(Extracted records)
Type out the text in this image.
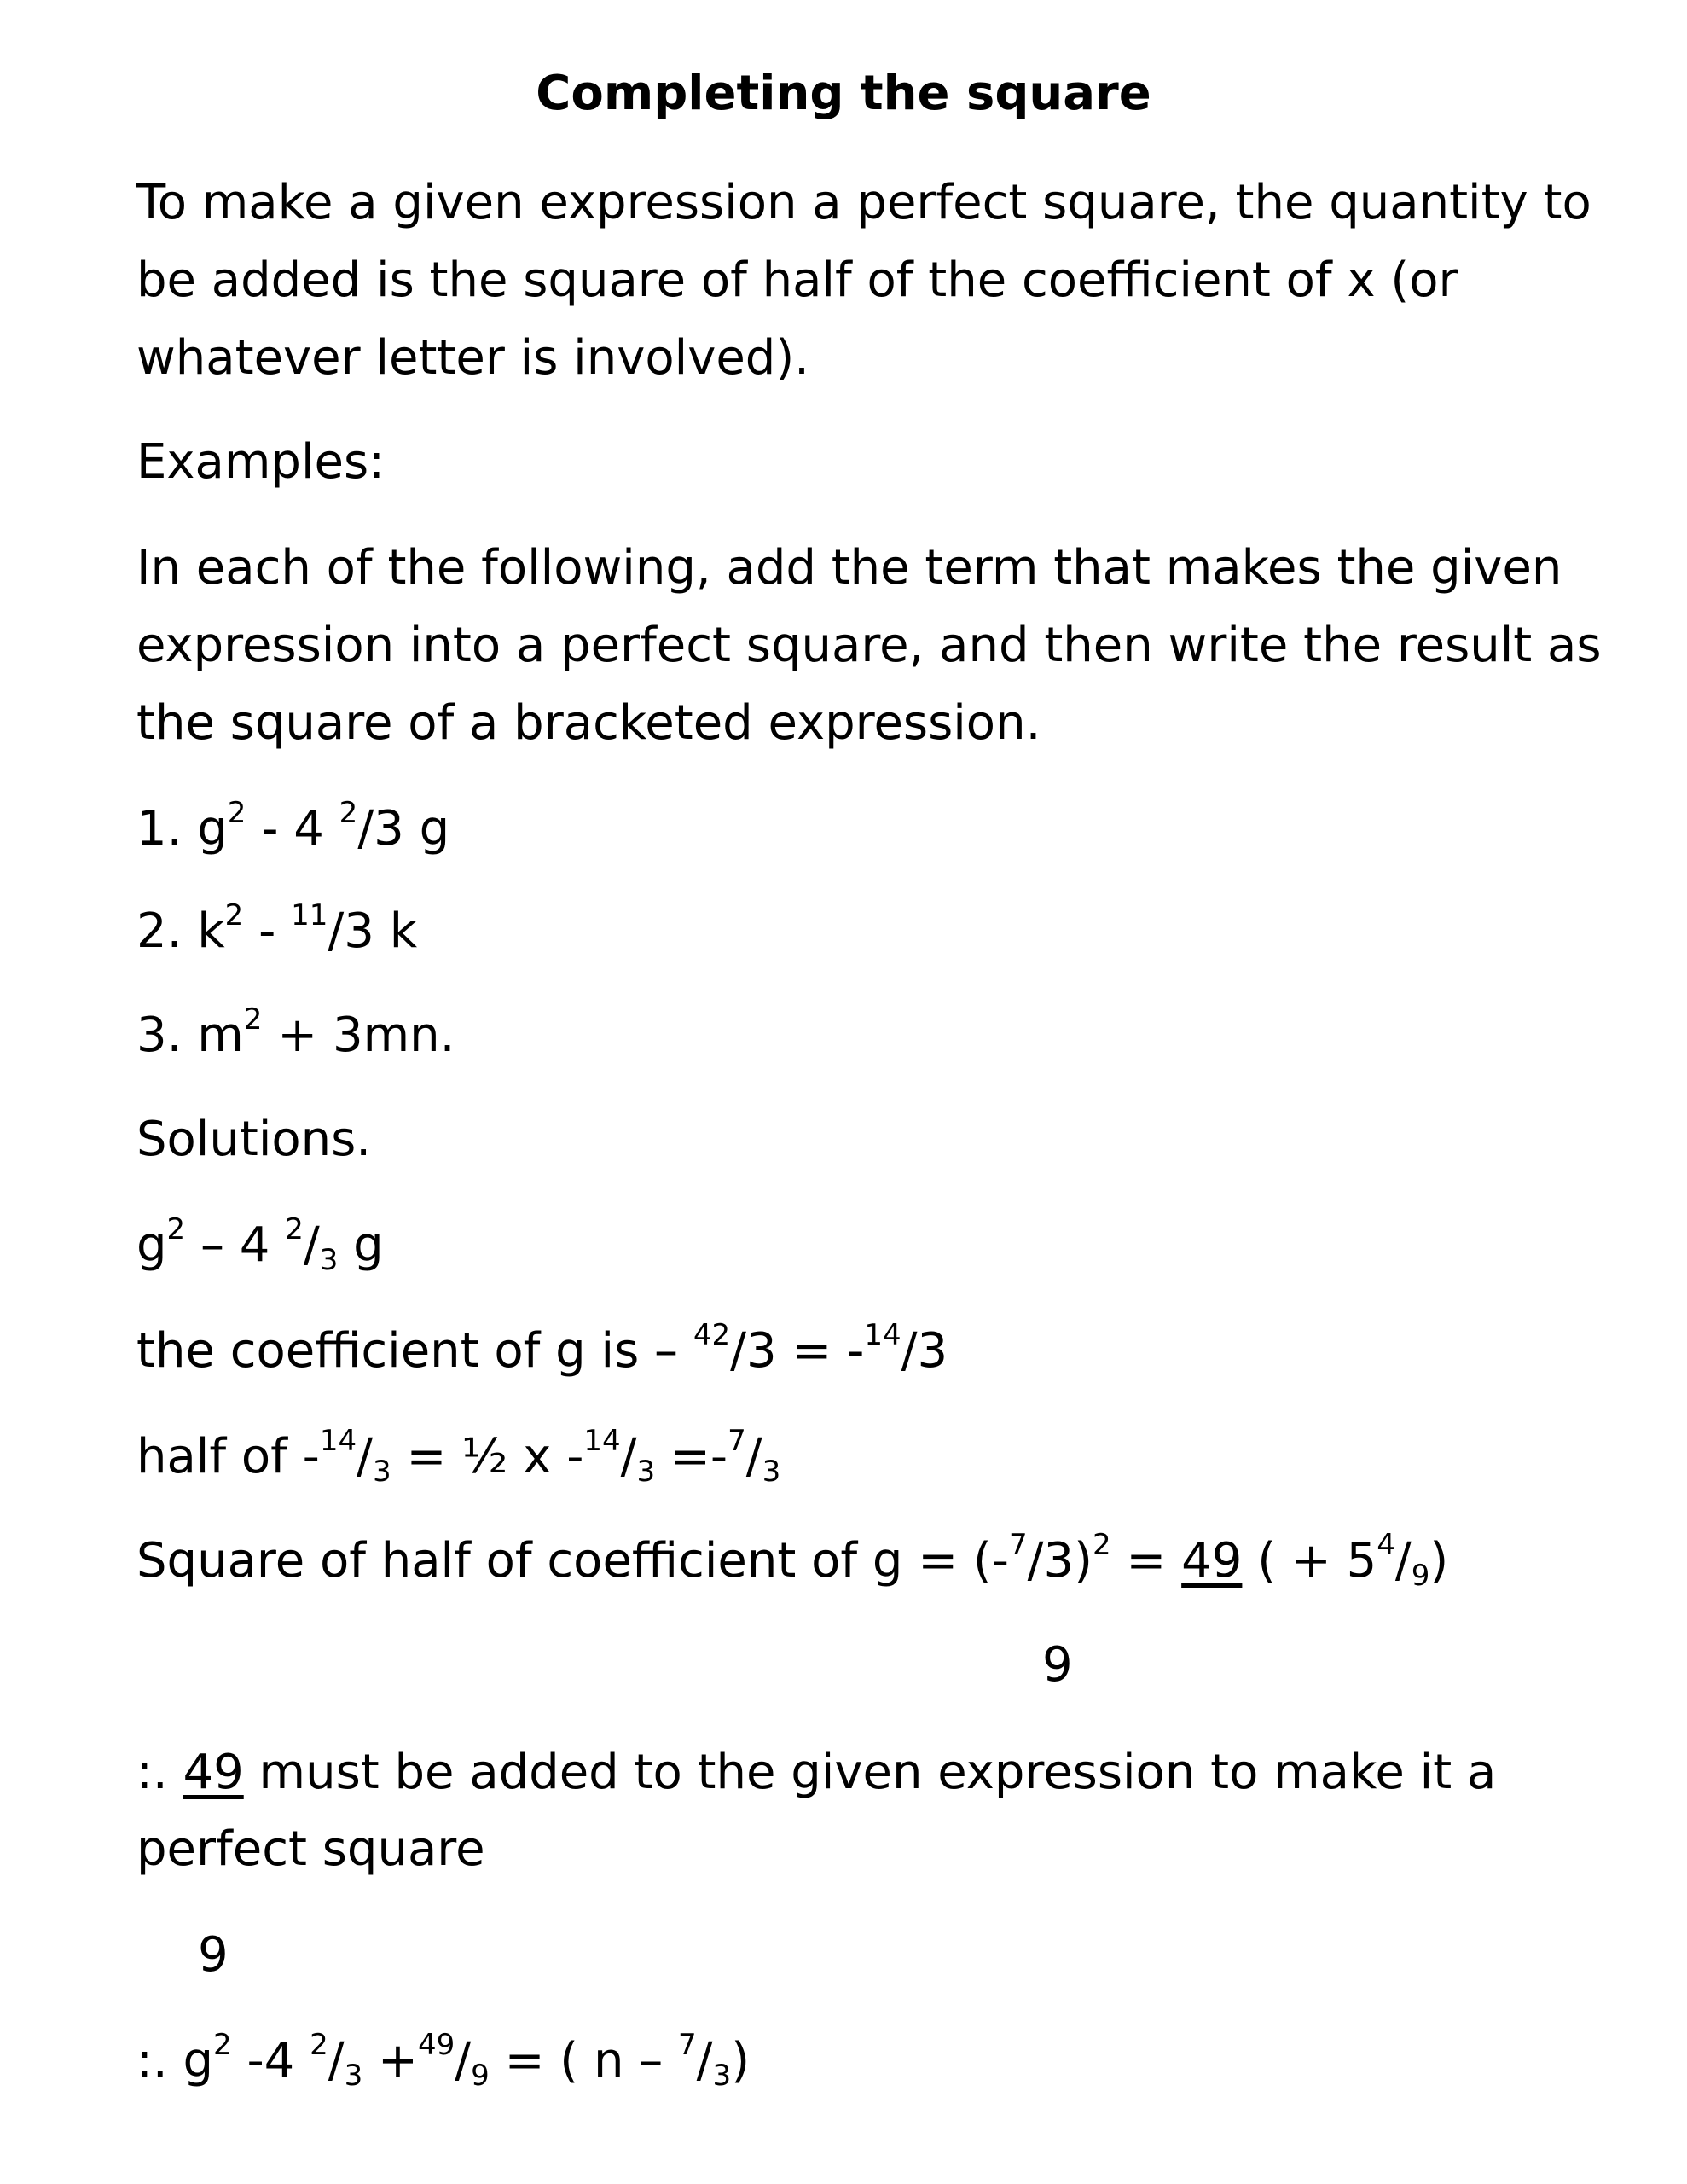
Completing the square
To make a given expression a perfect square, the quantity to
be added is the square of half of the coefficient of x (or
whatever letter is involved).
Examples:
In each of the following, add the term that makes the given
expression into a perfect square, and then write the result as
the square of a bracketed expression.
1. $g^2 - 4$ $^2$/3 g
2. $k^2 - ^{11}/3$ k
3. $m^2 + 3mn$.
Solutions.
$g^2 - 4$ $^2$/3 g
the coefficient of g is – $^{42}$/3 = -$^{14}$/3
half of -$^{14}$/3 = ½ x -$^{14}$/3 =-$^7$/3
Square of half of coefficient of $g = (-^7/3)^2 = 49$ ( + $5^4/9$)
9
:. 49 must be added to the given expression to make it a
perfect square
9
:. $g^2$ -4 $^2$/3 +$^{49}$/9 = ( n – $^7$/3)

---

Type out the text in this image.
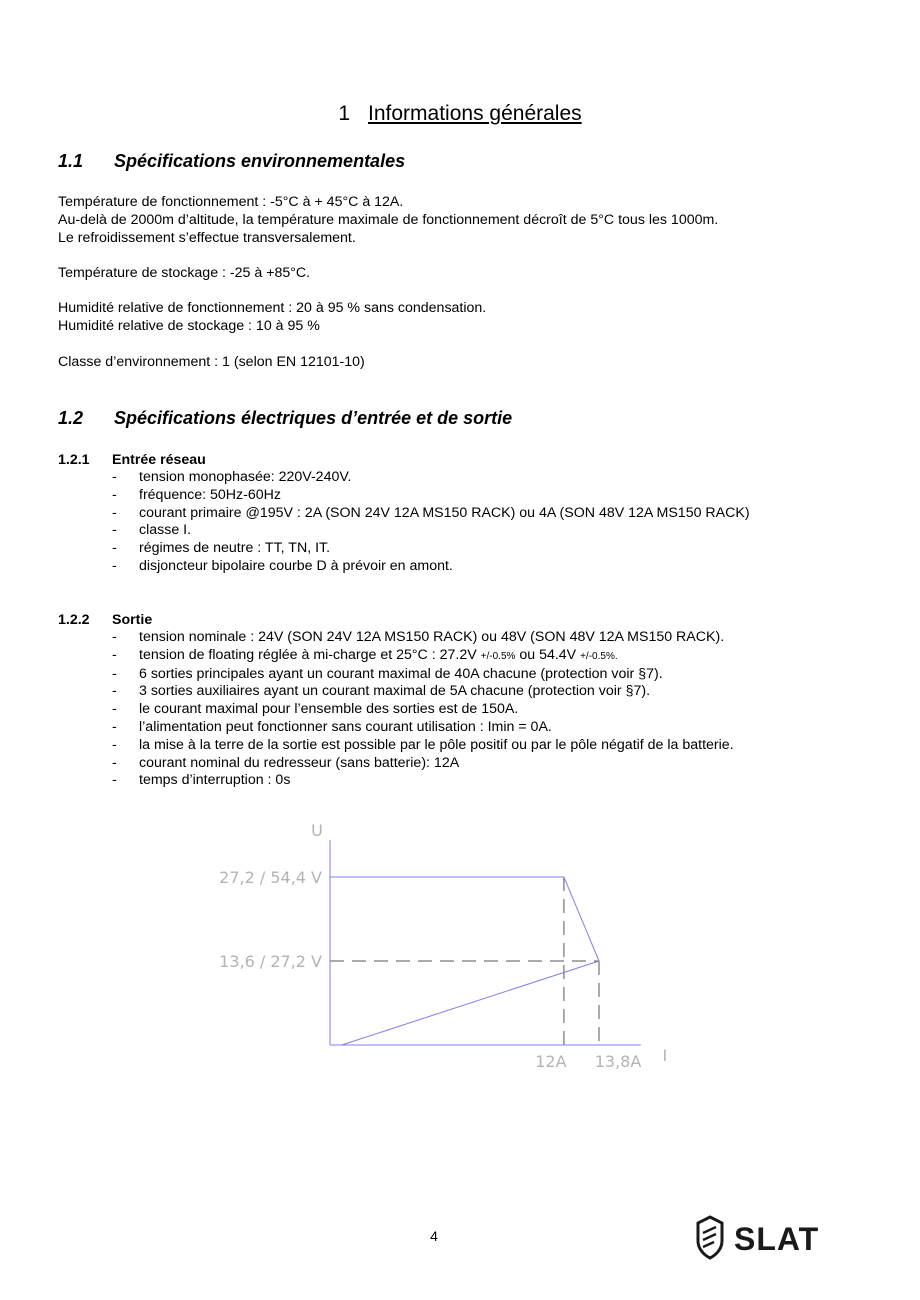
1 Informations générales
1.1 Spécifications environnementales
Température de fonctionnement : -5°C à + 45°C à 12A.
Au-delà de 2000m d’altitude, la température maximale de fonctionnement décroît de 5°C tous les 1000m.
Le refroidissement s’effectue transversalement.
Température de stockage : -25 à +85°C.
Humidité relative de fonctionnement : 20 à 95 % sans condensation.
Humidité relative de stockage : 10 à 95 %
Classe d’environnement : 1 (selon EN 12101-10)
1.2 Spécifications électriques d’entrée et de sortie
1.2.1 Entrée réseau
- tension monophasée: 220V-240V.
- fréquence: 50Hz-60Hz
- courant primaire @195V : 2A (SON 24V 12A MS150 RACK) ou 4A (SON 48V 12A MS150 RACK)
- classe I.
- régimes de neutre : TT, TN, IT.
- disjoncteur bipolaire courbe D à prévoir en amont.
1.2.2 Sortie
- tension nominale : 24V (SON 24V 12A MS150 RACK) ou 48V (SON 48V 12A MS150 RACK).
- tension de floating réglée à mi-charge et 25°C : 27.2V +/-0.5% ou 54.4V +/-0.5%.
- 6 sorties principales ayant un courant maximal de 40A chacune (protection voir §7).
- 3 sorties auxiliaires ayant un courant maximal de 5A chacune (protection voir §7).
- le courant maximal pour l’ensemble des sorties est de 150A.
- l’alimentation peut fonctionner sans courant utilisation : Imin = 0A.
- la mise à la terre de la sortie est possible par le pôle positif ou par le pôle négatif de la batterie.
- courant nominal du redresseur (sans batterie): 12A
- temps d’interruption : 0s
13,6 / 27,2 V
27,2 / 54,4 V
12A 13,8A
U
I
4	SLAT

▶ [TASK BRIEF]: In the listing, find every line with the word "courant" and state how many there are, nothing more.

▶ [SOLUTION TO THE EXERCISE]: 6